WHAT THE EXERCISE ASKS »
Omit the pictures, please, and give each record below again exactly.

RAW RECORDS »
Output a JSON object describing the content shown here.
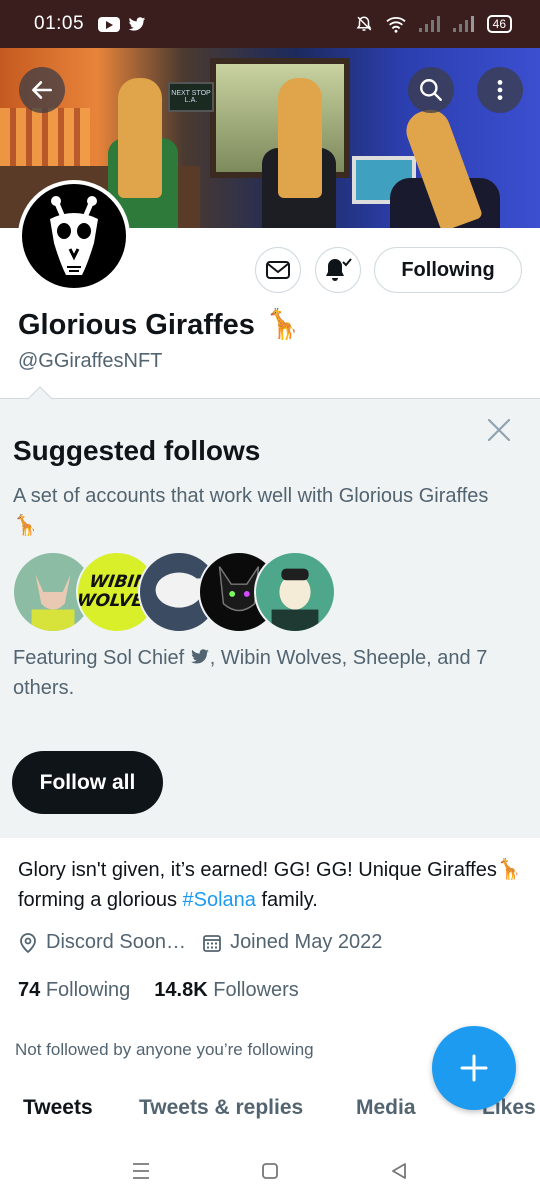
{
  "status_bar": {
    "time": "01:05",
    "battery": "46"
  },
  "profile": {
    "display_name": "Glorious Giraffes",
    "name_emoji": "🦒",
    "handle": "@GGiraffesNFT",
    "following_button": "Following",
    "banner_sign": "NEXT STOP L.A.",
    "bio_part1": "Glory isn't given, it’s earned! GG! GG! Unique Giraffes",
    "bio_emoji": "🦒",
    "bio_part2": " forming a glorious ",
    "bio_hashtag": "#Solana",
    "bio_part3": " family.",
    "location": "Discord Soon…",
    "joined": "Joined May 2022",
    "following_count": "74",
    "following_label": "Following",
    "followers_count": "14.8K",
    "followers_label": "Followers",
    "not_followed": "Not followed by anyone you’re following"
  },
  "suggested": {
    "title": "Suggested follows",
    "description": "A set of accounts that work well with Glorious Giraffes",
    "description_emoji": "🦒",
    "featuring_prefix": "Featuring Sol Chief",
    "featuring_suffix": ", Wibin Wolves, Sheeple, and 7 others.",
    "avatar2_text_line1": "WIBIN",
    "avatar2_text_line2": "WOLVES",
    "follow_all_label": "Follow all"
  },
  "tabs": [
    "Tweets",
    "Tweets & replies",
    "Media",
    "Likes"
  ],
  "colors": {
    "accent": "#1d9bf0",
    "text_primary": "#0f1419",
    "text_secondary": "#536471",
    "panel_bg": "#eff3f4",
    "status_bar_bg": "#3a1e1e"
  },
  "icons": [
    "back-arrow-icon",
    "search-icon",
    "more-vertical-icon",
    "mail-icon",
    "bell-check-icon",
    "close-icon",
    "location-pin-icon",
    "calendar-icon",
    "twitter-bird-icon",
    "compose-plus-icon",
    "nav-menu-icon",
    "nav-home-icon",
    "nav-back-icon"
  ]
}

PROBLEM SOLUTION »
Output a JSON object describing the content shown here.
{
  "status_bar": {
    "time": "01:05",
    "battery": "46"
  },
  "profile": {
    "display_name": "Glorious Giraffes",
    "name_emoji": "🦒",
    "handle": "@GGiraffesNFT",
    "following_button": "Following",
    "banner_sign": "NEXT STOP L.A.",
    "bio_part1": "Glory isn't given, it’s earned! GG! GG! Unique Giraffes",
    "bio_emoji": "🦒",
    "bio_part2": " forming a glorious ",
    "bio_hashtag": "#Solana",
    "bio_part3": " family.",
    "location": "Discord Soon…",
    "joined": "Joined May 2022",
    "following_count": "74",
    "following_label": "Following",
    "followers_count": "14.8K",
    "followers_label": "Followers",
    "not_followed": "Not followed by anyone you’re following"
  },
  "suggested": {
    "title": "Suggested follows",
    "description": "A set of accounts that work well with Glorious Giraffes",
    "description_emoji": "🦒",
    "featuring_prefix": "Featuring Sol Chief",
    "featuring_suffix": ", Wibin Wolves, Sheeple, and 7 others.",
    "avatar2_text_line1": "WIBIN",
    "avatar2_text_line2": "WOLVES",
    "follow_all_label": "Follow all"
  },
  "tabs": [
    "Tweets",
    "Tweets & replies",
    "Media",
    "Likes"
  ],
  "colors": {
    "accent": "#1d9bf0",
    "text_primary": "#0f1419",
    "text_secondary": "#536471",
    "panel_bg": "#eff3f4",
    "status_bar_bg": "#3a1e1e"
  },
  "icons": [
    "back-arrow-icon",
    "search-icon",
    "more-vertical-icon",
    "mail-icon",
    "bell-check-icon",
    "close-icon",
    "location-pin-icon",
    "calendar-icon",
    "twitter-bird-icon",
    "compose-plus-icon",
    "nav-menu-icon",
    "nav-home-icon",
    "nav-back-icon"
  ]
}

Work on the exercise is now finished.